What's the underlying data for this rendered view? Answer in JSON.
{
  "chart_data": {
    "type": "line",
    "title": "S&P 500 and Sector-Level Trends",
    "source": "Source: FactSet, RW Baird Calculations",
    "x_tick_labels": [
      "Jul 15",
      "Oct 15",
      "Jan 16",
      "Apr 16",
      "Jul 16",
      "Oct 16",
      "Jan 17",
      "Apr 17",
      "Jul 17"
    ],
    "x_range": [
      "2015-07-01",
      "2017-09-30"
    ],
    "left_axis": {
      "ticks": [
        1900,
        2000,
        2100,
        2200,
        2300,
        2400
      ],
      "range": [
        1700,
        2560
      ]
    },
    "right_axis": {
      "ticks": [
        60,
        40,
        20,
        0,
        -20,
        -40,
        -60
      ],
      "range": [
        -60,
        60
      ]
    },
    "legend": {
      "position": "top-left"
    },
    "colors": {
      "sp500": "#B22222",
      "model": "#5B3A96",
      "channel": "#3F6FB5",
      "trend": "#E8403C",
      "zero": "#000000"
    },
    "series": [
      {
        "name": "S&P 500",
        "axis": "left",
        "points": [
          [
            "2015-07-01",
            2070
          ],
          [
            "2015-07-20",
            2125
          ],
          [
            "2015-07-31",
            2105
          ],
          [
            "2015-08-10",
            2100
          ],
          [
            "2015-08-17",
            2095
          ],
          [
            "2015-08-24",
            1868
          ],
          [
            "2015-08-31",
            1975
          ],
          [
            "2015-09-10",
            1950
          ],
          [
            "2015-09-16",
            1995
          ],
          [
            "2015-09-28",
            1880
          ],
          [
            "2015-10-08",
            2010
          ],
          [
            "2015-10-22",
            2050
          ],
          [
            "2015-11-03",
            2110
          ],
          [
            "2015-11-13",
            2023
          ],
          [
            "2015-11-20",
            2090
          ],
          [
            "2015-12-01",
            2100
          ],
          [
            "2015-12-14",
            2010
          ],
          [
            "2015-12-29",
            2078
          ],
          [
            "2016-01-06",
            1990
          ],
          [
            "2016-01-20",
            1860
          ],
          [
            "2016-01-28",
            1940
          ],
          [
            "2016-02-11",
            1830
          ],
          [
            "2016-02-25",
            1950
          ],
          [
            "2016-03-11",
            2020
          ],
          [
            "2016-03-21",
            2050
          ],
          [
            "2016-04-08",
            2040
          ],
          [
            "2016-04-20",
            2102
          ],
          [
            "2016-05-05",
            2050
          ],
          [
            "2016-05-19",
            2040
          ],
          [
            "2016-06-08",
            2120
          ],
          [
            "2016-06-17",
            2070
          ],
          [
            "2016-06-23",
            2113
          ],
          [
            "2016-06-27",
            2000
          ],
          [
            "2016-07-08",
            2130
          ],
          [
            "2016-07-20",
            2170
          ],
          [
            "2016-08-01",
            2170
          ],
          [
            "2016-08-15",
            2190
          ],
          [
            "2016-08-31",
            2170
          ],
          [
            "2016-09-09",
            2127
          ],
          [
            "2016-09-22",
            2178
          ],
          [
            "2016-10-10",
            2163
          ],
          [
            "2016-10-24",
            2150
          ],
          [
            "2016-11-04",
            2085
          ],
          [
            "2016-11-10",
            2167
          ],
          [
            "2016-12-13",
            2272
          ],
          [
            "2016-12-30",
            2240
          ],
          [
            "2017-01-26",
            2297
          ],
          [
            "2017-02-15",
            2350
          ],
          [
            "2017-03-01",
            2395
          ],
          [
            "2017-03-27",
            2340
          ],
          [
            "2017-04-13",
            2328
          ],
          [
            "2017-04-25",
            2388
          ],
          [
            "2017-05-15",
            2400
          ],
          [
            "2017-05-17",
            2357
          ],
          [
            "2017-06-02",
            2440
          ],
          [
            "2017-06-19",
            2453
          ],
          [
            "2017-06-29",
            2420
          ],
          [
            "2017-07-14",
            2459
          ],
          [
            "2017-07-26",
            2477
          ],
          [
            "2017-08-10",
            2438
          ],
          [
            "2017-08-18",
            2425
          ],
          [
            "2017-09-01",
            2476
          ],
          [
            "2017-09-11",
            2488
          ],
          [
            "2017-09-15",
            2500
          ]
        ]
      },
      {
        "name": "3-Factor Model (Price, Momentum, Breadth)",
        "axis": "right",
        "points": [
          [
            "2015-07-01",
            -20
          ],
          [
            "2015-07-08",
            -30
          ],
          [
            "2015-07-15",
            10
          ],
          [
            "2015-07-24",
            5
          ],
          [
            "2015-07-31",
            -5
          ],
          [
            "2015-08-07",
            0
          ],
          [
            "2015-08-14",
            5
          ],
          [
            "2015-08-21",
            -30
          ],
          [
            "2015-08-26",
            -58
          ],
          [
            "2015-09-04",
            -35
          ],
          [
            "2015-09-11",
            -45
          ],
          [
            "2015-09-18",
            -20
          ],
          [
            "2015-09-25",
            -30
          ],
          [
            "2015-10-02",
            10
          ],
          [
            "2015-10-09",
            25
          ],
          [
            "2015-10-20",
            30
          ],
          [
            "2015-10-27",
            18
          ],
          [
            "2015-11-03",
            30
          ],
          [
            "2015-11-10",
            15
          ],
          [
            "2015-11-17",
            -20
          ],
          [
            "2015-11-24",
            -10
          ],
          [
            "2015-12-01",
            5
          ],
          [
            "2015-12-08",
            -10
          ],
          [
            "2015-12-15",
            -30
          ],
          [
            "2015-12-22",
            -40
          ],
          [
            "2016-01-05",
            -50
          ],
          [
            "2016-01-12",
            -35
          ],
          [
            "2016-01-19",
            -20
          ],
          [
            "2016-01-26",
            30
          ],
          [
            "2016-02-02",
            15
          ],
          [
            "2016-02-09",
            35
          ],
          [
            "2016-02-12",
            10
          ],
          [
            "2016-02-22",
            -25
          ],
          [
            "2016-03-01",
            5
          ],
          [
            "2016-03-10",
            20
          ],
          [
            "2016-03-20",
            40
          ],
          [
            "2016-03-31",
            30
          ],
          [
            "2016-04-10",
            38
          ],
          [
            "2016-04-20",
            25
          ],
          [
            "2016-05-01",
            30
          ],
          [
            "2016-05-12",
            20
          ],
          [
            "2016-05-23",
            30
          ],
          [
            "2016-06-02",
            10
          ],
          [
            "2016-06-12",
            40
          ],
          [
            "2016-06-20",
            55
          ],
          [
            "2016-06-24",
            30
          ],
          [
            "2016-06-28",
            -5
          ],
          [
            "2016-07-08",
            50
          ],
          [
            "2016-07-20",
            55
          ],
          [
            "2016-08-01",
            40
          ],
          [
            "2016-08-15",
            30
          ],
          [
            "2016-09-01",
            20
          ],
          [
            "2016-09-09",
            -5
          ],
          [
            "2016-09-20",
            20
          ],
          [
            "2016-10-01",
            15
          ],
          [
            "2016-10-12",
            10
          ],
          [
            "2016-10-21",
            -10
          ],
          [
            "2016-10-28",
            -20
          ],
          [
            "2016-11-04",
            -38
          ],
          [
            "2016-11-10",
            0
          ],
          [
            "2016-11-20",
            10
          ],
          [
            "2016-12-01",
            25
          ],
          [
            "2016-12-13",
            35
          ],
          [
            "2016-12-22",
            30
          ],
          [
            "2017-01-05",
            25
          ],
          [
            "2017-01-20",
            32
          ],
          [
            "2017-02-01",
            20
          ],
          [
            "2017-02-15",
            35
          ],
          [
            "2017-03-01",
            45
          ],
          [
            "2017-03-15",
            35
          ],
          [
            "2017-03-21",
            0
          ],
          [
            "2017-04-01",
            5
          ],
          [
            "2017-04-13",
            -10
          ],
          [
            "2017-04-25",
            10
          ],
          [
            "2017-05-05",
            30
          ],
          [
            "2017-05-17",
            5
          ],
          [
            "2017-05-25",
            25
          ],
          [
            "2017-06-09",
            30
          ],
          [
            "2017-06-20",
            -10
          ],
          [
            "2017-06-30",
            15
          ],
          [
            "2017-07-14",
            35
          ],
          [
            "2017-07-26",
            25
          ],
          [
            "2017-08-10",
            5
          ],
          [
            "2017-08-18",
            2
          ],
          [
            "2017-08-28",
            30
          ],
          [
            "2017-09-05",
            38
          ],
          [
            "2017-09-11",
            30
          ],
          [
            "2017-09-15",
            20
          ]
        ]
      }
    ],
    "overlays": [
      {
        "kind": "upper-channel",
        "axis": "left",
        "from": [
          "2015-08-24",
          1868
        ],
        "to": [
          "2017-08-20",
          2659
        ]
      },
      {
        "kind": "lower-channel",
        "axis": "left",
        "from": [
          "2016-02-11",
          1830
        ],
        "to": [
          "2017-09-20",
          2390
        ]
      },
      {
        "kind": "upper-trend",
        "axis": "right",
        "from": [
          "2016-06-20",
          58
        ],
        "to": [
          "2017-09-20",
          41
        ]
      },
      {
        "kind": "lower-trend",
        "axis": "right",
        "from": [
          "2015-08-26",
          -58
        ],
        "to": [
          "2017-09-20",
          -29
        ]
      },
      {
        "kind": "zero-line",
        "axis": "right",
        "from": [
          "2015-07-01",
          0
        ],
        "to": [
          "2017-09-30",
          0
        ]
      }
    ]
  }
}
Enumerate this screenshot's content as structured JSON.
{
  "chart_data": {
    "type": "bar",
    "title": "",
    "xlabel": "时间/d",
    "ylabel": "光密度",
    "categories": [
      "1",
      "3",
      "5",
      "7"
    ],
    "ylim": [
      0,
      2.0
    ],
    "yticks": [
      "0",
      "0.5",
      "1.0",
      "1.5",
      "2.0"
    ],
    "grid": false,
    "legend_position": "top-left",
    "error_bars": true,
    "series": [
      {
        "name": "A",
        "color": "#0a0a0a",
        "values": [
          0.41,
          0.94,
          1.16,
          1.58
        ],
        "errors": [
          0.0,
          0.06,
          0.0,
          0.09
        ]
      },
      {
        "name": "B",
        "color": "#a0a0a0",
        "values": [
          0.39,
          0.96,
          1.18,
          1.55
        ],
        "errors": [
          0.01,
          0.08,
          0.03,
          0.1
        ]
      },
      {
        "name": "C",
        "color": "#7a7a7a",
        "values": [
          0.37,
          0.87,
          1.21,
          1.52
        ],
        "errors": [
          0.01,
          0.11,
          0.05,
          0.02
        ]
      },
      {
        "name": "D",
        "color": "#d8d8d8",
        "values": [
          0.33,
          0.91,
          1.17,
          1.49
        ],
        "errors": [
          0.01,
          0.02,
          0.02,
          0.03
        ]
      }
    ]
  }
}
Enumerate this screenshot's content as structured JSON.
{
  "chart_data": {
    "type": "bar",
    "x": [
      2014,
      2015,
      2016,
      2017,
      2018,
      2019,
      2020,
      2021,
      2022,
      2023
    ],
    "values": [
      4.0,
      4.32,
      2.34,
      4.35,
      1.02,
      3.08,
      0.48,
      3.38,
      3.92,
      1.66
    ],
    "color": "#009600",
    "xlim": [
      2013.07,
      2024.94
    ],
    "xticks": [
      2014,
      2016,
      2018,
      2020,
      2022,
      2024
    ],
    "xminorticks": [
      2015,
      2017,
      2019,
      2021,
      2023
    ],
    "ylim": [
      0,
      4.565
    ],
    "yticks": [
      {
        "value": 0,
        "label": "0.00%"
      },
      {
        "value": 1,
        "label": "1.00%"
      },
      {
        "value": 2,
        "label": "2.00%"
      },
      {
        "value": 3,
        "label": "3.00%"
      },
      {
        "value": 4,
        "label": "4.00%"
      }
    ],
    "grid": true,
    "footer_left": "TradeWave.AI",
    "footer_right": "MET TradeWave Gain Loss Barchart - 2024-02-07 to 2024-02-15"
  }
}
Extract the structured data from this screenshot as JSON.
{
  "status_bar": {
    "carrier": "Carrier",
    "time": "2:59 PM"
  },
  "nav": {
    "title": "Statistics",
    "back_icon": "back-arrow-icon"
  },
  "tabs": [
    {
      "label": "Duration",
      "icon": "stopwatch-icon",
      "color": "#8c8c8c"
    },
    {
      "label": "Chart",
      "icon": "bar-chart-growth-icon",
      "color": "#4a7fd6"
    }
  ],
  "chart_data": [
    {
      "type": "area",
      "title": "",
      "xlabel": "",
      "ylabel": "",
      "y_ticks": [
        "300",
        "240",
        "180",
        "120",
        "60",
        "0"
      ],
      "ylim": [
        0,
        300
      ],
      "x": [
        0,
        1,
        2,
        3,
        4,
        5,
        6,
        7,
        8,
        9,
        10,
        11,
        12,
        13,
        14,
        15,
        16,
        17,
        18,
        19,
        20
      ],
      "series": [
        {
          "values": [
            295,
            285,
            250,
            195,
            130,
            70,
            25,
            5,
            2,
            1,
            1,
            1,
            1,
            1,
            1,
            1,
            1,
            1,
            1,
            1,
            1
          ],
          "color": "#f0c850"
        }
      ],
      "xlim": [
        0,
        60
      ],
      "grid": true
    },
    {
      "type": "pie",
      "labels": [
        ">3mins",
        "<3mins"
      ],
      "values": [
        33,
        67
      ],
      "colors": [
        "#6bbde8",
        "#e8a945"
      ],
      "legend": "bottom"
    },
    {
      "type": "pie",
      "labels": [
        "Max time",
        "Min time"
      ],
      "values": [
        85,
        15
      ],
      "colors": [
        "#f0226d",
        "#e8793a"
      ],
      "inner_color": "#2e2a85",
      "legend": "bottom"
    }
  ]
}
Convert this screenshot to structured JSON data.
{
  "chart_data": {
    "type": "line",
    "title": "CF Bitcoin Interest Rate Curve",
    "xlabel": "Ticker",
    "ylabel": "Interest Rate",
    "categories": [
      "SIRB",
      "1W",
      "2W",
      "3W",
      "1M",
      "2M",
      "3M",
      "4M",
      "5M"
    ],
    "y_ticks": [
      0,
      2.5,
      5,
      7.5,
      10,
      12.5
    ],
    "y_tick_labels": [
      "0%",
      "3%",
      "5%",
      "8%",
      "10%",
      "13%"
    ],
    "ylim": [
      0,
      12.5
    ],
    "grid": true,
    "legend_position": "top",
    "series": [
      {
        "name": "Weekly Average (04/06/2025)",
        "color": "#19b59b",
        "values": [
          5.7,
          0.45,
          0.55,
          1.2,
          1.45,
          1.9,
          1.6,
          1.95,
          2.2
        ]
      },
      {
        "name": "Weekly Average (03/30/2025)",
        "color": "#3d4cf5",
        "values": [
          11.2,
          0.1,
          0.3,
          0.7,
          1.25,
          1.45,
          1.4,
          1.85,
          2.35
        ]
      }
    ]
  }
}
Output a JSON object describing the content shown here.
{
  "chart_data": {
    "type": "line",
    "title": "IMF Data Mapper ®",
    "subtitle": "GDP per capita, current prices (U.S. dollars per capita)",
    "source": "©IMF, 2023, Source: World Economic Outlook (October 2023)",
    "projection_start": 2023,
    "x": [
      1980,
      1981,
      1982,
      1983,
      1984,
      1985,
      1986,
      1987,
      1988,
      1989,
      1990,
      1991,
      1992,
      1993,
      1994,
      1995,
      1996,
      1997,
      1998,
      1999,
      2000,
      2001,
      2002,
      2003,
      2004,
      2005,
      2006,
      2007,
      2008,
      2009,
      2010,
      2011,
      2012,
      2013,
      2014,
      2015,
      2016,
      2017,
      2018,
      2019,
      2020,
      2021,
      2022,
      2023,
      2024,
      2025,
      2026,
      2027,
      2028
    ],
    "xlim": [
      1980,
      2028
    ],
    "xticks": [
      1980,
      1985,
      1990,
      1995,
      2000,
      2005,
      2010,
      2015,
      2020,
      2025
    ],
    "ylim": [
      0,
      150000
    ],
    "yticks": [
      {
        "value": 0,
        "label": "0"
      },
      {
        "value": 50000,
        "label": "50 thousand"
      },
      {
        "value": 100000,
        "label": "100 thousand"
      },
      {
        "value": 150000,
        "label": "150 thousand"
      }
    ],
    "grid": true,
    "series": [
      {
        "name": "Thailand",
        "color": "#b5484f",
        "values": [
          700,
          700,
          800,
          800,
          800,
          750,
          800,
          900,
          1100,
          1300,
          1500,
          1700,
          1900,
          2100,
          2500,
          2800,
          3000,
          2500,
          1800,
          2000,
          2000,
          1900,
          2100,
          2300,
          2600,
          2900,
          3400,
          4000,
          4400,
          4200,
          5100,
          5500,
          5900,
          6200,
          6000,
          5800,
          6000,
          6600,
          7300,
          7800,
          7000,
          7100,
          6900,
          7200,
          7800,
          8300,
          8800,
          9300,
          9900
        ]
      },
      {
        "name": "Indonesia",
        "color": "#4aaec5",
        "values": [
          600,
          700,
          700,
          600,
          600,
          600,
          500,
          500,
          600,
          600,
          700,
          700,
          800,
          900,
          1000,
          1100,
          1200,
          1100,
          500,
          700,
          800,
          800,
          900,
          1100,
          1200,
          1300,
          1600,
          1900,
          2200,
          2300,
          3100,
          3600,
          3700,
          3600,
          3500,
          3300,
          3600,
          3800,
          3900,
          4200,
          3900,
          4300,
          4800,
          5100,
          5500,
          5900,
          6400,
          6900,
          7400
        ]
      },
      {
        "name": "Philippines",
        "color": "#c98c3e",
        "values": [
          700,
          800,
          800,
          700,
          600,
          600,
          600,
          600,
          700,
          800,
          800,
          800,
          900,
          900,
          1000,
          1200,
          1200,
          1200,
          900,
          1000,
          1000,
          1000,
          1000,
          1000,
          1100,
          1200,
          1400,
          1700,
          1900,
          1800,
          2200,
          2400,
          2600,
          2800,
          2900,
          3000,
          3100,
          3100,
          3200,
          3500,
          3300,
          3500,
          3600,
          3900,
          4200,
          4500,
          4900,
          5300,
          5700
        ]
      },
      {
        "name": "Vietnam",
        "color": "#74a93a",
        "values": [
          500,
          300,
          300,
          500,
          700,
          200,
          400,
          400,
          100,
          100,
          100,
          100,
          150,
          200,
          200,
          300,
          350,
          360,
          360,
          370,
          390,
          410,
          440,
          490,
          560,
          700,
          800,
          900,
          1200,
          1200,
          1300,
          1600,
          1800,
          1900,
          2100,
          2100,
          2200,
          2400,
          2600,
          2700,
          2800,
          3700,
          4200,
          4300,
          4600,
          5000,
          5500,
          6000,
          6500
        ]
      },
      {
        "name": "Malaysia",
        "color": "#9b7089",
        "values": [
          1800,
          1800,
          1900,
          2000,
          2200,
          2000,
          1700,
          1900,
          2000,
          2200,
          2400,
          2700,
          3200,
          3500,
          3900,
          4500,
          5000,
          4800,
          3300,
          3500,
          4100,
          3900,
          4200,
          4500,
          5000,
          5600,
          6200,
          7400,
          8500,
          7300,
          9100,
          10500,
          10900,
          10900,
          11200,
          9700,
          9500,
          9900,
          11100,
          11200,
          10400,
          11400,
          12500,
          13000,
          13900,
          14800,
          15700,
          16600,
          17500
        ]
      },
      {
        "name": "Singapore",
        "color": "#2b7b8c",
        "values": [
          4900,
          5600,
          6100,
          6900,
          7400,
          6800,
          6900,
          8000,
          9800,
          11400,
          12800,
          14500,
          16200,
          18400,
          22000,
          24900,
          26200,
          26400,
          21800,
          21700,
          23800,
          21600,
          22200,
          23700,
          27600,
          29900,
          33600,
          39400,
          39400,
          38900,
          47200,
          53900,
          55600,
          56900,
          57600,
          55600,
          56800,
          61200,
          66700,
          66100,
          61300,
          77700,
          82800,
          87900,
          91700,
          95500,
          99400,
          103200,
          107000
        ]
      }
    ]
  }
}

......

- **TASK GOAL**
All lines in the data that contain the word "kind" should be copied.

- **ANSWER TO THIS PROBLEM**
        "kind": "upper-channel",
        "kind": "lower-channel",
        "kind": "upper-trend",
        "kind": "lower-trend",
        "kind": "zero-line",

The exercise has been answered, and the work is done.